-- START Material provided --

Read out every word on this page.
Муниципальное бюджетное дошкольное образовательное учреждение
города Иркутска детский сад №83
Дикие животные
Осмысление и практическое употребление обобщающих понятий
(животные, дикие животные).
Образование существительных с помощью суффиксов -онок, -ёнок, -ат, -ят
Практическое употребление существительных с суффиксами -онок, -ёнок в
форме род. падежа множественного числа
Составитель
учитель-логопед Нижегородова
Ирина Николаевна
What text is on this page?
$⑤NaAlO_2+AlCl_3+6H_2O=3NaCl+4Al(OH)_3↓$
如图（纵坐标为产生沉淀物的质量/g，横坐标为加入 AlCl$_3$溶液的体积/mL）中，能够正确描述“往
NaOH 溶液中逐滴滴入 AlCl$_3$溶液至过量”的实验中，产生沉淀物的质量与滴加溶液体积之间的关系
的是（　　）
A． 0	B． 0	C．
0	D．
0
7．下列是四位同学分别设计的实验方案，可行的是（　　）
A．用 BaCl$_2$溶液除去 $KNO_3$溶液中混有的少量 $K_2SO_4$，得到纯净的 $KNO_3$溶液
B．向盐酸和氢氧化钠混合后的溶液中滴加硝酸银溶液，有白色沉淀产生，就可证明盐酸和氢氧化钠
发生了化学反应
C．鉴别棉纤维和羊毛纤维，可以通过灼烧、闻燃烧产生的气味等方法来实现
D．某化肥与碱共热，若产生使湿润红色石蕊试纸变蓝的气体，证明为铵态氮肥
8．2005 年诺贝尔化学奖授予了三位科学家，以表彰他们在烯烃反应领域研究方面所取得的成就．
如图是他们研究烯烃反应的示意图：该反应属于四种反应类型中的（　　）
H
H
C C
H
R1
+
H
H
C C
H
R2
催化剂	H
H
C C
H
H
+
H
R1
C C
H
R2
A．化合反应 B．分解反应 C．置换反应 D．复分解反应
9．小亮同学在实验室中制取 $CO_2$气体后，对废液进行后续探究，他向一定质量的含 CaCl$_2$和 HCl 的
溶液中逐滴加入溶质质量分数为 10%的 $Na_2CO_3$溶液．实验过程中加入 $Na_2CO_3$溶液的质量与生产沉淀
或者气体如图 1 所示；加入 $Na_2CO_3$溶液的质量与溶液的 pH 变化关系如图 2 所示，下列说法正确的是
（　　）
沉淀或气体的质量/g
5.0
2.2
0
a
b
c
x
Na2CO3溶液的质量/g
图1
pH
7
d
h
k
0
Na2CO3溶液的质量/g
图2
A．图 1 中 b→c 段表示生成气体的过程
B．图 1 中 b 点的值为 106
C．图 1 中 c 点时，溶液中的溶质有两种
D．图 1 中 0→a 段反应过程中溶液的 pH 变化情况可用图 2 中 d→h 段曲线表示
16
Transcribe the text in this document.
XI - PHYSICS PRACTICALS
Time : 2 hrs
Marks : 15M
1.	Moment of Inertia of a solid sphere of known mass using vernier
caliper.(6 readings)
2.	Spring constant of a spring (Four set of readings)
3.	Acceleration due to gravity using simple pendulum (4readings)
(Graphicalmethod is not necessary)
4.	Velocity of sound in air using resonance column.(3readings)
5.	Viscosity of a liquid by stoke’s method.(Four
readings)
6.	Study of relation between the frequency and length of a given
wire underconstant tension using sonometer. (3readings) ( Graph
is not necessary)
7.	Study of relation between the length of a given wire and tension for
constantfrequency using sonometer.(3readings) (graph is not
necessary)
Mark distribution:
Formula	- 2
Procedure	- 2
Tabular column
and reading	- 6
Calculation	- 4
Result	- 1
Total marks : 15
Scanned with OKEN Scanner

-- END Material provided --

§ Challenge
Repeat exactly the lines above from the line that contains "What text is on this page?" through the end. Include both of these ends; leave out everything else.

§ The solution
What text is on this page?
$⑤NaAlO_2+AlCl_3+6H_2O=3NaCl+4Al(OH)_3↓$
如图（纵坐标为产生沉淀物的质量/g，横坐标为加入 AlCl$_3$溶液的体积/mL）中，能够正确描述“往
NaOH 溶液中逐滴滴入 AlCl$_3$溶液至过量”的实验中，产生沉淀物的质量与滴加溶液体积之间的关系
的是（　　）
A． 0	B． 0	C．
0	D．
0
7．下列是四位同学分别设计的实验方案，可行的是（　　）
A．用 BaCl$_2$溶液除去 $KNO_3$溶液中混有的少量 $K_2SO_4$，得到纯净的 $KNO_3$溶液
B．向盐酸和氢氧化钠混合后的溶液中滴加硝酸银溶液，有白色沉淀产生，就可证明盐酸和氢氧化钠
发生了化学反应
C．鉴别棉纤维和羊毛纤维，可以通过灼烧、闻燃烧产生的气味等方法来实现
D．某化肥与碱共热，若产生使湿润红色石蕊试纸变蓝的气体，证明为铵态氮肥
8．2005 年诺贝尔化学奖授予了三位科学家，以表彰他们在烯烃反应领域研究方面所取得的成就．
如图是他们研究烯烃反应的示意图：该反应属于四种反应类型中的（　　）
H
H
C C
H
R1
+
H
H
C C
H
R2
催化剂	H
H
C C
H
H
+
H
R1
C C
H
R2
A．化合反应 B．分解反应 C．置换反应 D．复分解反应
9．小亮同学在实验室中制取 $CO_2$气体后，对废液进行后续探究，他向一定质量的含 CaCl$_2$和 HCl 的
溶液中逐滴加入溶质质量分数为 10%的 $Na_2CO_3$溶液．实验过程中加入 $Na_2CO_3$溶液的质量与生产沉淀
或者气体如图 1 所示；加入 $Na_2CO_3$溶液的质量与溶液的 pH 变化关系如图 2 所示，下列说法正确的是
（　　）
沉淀或气体的质量/g
5.0
2.2
0
a
b
c
x
Na2CO3溶液的质量/g
图1
pH
7
d
h
k
0
Na2CO3溶液的质量/g
图2
A．图 1 中 b→c 段表示生成气体的过程
B．图 1 中 b 点的值为 106
C．图 1 中 c 点时，溶液中的溶质有两种
D．图 1 中 0→a 段反应过程中溶液的 pH 变化情况可用图 2 中 d→h 段曲线表示
16
Transcribe the text in this document.
XI - PHYSICS PRACTICALS
Time : 2 hrs
Marks : 15M
1.	Moment of Inertia of a solid sphere of known mass using vernier
caliper.(6 readings)
2.	Spring constant of a spring (Four set of readings)
3.	Acceleration due to gravity using simple pendulum (4readings)
(Graphicalmethod is not necessary)
4.	Velocity of sound in air using resonance column.(3readings)
5.	Viscosity of a liquid by stoke’s method.(Four
readings)
6.	Study of relation between the frequency and length of a given
wire underconstant tension using sonometer. (3readings) ( Graph
is not necessary)
7.	Study of relation between the length of a given wire and tension for
constantfrequency using sonometer.(3readings) (graph is not
necessary)
Mark distribution:
Formula	- 2
Procedure	- 2
Tabular column
and reading	- 6
Calculation	- 4
Result	- 1
Total marks : 15
Scanned with OKEN Scanner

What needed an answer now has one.